**STATED PROBLEM**
Check each line for the string "growth" and give only the count of lines that have it.

**RECORDED INFORMATION**
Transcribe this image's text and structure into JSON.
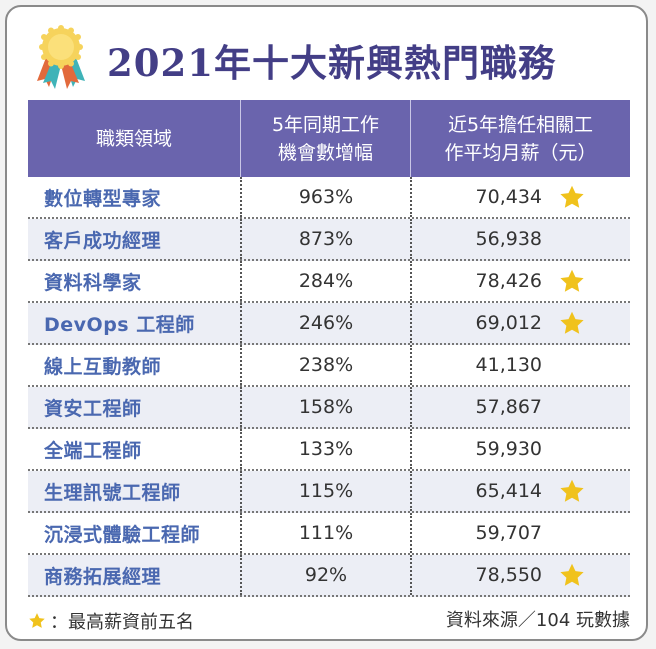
{
  "title": "2021年十大新興熱門職務",
  "icons": {
    "header": "medal-ribbon-icon",
    "top_salary": "star-icon"
  },
  "colors": {
    "title": "#433e86",
    "header_bg": "#6a64ad",
    "job_name": "#4a68b0",
    "star": "#f0c21c",
    "alt_row_bg": "#eceef5"
  },
  "table": {
    "headers": [
      "職類領域",
      "5年同期工作\n機會數增幅",
      "近5年擔任相關工\n作平均月薪（元）"
    ],
    "header_lines": {
      "col2": [
        "5年同期工作",
        "機會數增幅"
      ],
      "col3": [
        "近5年擔任相關工",
        "作平均月薪（元）"
      ]
    },
    "rows": [
      {
        "job": "數位轉型專家",
        "growth": "963%",
        "salary": "70,434",
        "top5": true
      },
      {
        "job": "客戶成功經理",
        "growth": "873%",
        "salary": "56,938",
        "top5": false
      },
      {
        "job": "資料科學家",
        "growth": "284%",
        "salary": "78,426",
        "top5": true
      },
      {
        "job": "DevOps 工程師",
        "growth": "246%",
        "salary": "69,012",
        "top5": true
      },
      {
        "job": "線上互動教師",
        "growth": "238%",
        "salary": "41,130",
        "top5": false
      },
      {
        "job": "資安工程師",
        "growth": "158%",
        "salary": "57,867",
        "top5": false
      },
      {
        "job": "全端工程師",
        "growth": "133%",
        "salary": "59,930",
        "top5": false
      },
      {
        "job": "生理訊號工程師",
        "growth": "115%",
        "salary": "65,414",
        "top5": true
      },
      {
        "job": "沉浸式體驗工程師",
        "growth": "111%",
        "salary": "59,707",
        "top5": false
      },
      {
        "job": "商務拓展經理",
        "growth": "92%",
        "salary": "78,550",
        "top5": true
      }
    ]
  },
  "footer": {
    "legend": "：最高薪資前五名",
    "source": "資料來源／104 玩數據"
  }
}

**WRITTEN ANSWER**
10